PASSAGE TO READ below:

By combining its conservation mission with strong economic returns, all involved say they hope to persuade more families to join the 100 who are currently signed up to Ruta de Queso Caquetá. Yet the biggest challenge for scaling the project remains a cultural one.
Alternative farming techniques
“The colonizers would say the indigenous are lazy for having so much land and not cutting it,” says César Augusto Pulecio Méndez in an interview in a food garden on a thickly wooded hillside in Caquetá. “They had a different perception about life and culture … the rush to get money quickly is what you see here with coca and illicit crops.”
In areas with high levels of distrust for the state, NGOs and outsiders in general, growing coca and conventional cattle ranching provide financial gains in a relatively short amount of time. Yet Méndez, holding a bright yellow araza fruit in his hand, remains optimistic.
He is part of AgroSolidaria, a national community-based organization that promotes solidarity networks for agriculture and agro-ecotourism. In Caquetá, they purchase Amazonian fruits and nuts from campesinos and indigenous communities, providing them with markets and guaranteed prices.
SINCHI has done research demonstrating that many Amazonian fruits and nuts are exceptionally nutritious, identifying the commercial use of these species as a way to further halt deforestation and promote conservation. AgroSolidaria is working with SINCHI to promote the cultivation of Amazonian fruits like araza, açaí and camu camu, and nuts pressed for nutrient-dense oils like sacha inchi and castaño.

End of PASSAGE TO READ.
RECORDED INFORMATION below:

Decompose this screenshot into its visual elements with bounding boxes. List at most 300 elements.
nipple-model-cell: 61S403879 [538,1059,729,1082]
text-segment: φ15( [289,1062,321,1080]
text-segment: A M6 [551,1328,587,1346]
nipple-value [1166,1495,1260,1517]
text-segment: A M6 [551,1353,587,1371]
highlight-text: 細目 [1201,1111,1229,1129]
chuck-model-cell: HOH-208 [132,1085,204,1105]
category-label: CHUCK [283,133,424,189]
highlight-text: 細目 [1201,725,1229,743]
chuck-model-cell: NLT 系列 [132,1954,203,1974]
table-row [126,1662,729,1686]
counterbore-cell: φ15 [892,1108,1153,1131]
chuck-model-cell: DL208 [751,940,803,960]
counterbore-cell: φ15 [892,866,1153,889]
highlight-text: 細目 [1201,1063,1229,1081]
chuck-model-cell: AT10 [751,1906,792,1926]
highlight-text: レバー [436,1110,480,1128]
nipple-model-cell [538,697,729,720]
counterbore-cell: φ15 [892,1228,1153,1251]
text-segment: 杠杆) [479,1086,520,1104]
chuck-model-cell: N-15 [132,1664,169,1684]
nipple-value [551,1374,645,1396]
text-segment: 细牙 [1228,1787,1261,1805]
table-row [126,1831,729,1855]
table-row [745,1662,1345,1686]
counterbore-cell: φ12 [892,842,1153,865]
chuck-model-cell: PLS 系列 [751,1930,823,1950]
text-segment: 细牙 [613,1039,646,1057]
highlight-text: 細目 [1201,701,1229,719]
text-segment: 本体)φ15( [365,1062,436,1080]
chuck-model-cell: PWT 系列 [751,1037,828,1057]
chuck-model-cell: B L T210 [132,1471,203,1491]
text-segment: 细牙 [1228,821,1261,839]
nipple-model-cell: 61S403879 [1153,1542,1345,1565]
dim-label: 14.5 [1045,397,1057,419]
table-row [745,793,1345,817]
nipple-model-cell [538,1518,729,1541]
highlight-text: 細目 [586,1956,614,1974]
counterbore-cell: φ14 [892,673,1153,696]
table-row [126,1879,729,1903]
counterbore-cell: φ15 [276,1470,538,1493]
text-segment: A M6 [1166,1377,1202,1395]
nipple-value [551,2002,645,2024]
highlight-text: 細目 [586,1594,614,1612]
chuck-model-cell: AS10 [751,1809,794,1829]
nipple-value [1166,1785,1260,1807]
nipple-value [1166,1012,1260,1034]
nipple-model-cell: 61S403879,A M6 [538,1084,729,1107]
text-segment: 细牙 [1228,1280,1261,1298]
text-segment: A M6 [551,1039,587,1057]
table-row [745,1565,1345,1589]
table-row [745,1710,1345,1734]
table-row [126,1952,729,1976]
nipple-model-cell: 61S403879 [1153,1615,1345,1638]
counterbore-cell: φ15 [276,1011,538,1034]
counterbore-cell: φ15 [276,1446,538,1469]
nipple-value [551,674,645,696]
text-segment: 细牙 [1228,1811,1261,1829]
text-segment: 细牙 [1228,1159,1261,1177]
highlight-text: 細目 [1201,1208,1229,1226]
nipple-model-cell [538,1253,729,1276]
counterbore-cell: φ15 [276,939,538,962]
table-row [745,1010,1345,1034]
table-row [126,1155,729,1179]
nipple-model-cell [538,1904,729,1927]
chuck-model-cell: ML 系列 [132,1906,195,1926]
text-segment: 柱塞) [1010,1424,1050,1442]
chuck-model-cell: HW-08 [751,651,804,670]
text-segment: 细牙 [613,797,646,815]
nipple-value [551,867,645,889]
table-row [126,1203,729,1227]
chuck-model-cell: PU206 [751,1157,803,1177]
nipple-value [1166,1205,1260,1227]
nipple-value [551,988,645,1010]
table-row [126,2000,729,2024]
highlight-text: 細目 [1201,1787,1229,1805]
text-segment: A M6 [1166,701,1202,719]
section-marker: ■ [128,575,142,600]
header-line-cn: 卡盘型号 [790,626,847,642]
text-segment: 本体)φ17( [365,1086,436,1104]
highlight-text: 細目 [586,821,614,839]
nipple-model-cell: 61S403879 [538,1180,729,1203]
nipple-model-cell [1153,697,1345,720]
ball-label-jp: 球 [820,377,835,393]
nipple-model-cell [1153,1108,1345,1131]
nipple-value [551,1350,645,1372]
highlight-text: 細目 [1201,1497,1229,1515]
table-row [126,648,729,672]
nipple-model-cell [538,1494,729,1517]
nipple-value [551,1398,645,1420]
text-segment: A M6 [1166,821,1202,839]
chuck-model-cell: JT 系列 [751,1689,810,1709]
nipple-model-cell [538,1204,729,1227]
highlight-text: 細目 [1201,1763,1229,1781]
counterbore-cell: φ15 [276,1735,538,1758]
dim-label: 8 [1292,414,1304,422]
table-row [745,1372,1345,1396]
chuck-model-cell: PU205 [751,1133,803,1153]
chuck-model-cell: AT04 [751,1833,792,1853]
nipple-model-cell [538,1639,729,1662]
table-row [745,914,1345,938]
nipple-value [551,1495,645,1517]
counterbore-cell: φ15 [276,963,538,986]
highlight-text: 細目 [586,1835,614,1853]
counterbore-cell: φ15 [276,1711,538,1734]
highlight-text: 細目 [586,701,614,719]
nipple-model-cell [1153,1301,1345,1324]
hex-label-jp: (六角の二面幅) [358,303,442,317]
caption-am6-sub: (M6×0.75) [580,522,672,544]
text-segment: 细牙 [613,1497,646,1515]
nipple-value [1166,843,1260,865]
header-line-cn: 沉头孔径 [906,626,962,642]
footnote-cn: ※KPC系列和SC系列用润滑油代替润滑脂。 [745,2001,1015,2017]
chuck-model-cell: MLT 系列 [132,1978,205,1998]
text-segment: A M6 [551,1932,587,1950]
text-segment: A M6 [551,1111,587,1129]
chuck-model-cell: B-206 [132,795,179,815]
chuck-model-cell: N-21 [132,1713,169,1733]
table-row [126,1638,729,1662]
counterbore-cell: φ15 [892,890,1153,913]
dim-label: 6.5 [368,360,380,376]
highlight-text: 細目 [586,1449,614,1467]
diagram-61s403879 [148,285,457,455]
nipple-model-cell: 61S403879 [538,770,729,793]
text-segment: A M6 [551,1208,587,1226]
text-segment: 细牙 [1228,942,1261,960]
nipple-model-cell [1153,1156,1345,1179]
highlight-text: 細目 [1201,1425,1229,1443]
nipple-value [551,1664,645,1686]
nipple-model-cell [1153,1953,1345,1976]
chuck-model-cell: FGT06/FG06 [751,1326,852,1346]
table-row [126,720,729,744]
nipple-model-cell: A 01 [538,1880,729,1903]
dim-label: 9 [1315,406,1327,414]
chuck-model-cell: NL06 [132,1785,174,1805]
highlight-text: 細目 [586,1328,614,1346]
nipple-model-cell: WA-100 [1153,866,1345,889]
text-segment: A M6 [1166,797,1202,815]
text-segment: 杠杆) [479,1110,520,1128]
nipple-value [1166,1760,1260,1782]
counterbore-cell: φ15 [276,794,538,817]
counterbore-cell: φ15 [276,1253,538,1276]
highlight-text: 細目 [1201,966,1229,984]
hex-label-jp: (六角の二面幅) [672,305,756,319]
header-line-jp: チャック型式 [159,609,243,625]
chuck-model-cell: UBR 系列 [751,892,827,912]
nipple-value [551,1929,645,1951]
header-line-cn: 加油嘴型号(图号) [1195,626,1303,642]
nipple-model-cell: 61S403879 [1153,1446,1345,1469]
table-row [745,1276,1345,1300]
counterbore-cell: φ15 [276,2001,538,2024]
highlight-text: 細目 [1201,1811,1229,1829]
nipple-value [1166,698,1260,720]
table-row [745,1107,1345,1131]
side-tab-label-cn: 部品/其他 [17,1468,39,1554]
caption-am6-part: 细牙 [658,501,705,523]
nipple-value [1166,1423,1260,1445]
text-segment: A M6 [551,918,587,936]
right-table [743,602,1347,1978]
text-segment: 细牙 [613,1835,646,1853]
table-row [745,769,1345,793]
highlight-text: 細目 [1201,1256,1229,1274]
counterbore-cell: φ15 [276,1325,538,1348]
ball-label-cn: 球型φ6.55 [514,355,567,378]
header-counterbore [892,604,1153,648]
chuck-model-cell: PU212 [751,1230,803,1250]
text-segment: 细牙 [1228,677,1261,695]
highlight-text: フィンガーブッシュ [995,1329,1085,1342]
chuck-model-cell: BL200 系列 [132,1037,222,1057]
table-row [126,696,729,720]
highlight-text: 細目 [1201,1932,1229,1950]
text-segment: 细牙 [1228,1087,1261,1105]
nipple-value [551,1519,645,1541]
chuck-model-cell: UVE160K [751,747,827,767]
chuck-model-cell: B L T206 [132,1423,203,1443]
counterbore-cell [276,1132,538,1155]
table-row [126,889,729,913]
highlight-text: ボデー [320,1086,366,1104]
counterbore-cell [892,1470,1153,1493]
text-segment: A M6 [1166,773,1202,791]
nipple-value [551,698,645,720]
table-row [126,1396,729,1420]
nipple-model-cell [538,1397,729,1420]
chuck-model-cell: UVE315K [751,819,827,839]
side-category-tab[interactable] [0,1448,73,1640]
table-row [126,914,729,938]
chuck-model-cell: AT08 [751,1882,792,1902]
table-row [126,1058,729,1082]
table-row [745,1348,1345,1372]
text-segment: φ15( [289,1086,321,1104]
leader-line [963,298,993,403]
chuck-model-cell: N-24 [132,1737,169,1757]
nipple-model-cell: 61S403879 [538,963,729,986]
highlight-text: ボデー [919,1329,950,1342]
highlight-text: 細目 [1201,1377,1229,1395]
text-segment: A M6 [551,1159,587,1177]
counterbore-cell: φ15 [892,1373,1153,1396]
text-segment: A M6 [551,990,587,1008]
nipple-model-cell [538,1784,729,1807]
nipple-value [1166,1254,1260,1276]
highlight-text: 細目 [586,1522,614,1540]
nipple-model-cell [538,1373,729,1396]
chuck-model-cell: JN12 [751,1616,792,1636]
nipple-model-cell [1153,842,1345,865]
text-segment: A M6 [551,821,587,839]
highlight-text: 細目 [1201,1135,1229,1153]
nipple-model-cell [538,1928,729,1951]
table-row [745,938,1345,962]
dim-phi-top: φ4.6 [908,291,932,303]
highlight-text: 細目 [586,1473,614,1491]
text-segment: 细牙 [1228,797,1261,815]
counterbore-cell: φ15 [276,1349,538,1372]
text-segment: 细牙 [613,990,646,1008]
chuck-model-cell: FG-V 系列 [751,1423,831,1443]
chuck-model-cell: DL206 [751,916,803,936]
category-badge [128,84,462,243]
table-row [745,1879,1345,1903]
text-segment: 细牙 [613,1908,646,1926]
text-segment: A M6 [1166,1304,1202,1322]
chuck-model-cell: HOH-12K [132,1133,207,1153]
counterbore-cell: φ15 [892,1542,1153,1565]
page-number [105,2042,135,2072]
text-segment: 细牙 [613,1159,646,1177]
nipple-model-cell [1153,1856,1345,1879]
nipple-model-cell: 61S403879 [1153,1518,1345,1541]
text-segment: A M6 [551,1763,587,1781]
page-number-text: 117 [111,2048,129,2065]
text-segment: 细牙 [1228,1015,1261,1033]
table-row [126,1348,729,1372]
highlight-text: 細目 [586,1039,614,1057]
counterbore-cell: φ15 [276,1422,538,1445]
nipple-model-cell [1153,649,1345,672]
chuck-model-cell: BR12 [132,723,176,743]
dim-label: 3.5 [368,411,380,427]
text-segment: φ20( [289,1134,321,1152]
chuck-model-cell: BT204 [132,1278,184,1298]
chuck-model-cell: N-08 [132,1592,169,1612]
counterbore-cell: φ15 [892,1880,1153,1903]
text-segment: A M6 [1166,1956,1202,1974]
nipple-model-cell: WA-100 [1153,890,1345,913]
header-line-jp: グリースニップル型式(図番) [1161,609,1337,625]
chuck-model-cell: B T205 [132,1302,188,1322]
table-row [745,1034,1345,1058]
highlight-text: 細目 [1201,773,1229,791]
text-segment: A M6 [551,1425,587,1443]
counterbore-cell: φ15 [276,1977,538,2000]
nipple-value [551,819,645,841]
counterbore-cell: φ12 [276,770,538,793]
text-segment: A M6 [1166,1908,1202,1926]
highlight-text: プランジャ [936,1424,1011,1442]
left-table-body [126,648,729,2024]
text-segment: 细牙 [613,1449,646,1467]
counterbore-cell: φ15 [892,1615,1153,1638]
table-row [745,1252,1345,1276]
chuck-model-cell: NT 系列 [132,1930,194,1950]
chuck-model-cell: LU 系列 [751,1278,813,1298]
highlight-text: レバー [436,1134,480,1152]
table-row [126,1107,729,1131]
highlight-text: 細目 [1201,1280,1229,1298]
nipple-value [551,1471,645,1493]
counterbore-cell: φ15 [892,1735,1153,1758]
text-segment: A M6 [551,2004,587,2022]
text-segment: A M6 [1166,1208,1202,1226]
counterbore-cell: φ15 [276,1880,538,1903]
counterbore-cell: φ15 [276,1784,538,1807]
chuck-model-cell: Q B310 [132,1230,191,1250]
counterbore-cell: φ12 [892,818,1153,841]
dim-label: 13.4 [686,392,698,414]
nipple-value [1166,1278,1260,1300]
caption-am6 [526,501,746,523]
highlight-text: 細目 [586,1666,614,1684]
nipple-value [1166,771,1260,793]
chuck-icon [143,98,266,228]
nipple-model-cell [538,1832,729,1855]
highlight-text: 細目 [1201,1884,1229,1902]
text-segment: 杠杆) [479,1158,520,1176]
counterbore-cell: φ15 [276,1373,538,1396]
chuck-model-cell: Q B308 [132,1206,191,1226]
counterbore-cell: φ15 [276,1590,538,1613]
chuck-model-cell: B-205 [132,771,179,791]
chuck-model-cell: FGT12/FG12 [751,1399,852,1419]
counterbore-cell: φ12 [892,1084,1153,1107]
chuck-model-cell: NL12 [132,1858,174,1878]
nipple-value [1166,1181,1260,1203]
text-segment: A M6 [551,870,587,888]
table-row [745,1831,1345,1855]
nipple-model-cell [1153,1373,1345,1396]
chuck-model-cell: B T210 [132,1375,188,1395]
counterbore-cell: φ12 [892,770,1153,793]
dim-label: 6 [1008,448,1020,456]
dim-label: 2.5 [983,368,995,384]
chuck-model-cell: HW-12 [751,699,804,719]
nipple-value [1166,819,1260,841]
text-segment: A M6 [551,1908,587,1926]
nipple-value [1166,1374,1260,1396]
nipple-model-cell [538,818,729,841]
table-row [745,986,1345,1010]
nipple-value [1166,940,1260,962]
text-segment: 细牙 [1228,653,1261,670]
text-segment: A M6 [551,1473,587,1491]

End of RECORDED INFORMATION.

▶ [EXERCISE DESCRIPTION]:
Write the next part of the piece on farming and conservation in Caquetá, starting right after its last sentence.

▶ [TASK ANSWER]:
With additional research supported by SINCHI, AgroSolidaria also encourages the use of agroforestry farming techniques, inspired by the chagras of indigenous communities across the Amazon, where food is cultivated in ways that mimic how plants naturally grow in the forest. Méndez, a trained agronomist, says this type of cultivation preserves the fragile Amazonian soils while also being more profitable than raising cattle.
Barrera, the SINCHI researcher and coordinator for promoting sustainable practices to prevent and control deforestation, headed a 20-year study on the effectiveness in the Amazon of agroforestry, silvopastoralism and enrichment, where valuable hardwoods are planted in natural forests. The basic agroforestry model consists of planting pancoger subsistence crops — plantain, yucca and maize — with cash crops like rubber, cacao and copoazú (also known as Amazonian white cacao, used for hot chocolates, juices and sweets) and high-value hardwood species like tropical cedars, mahoganies and oaks.
Barrera says these projects need to be done with a long-term, 20-year view. In the early years, subsistence crops provide food and a basic income, while costs are incurred to establish the system. Then, after about four years, the cash crops begin to provide additional income; after 20 years, the timber can be harvested.
The study provides detailed cost analyses, with returns on investment ranging from 10% to 16%, depending on the species selected and the amount of work and up-front costs incurred. Barrera says that by using this technique, farmers can earn about $13,200 per hectare (about $5,300 per acre) at the end of the 20 years, providing them with a significant pension that they otherwise would not have had.
So far, 2,500 families managing 5,000 hectares (12,400 acres) across the Amazon are using these alternative methods.
“To speak to the campesino about reforestation and protecting the environment is easier when you can show them that they will gain something,” Méndez says.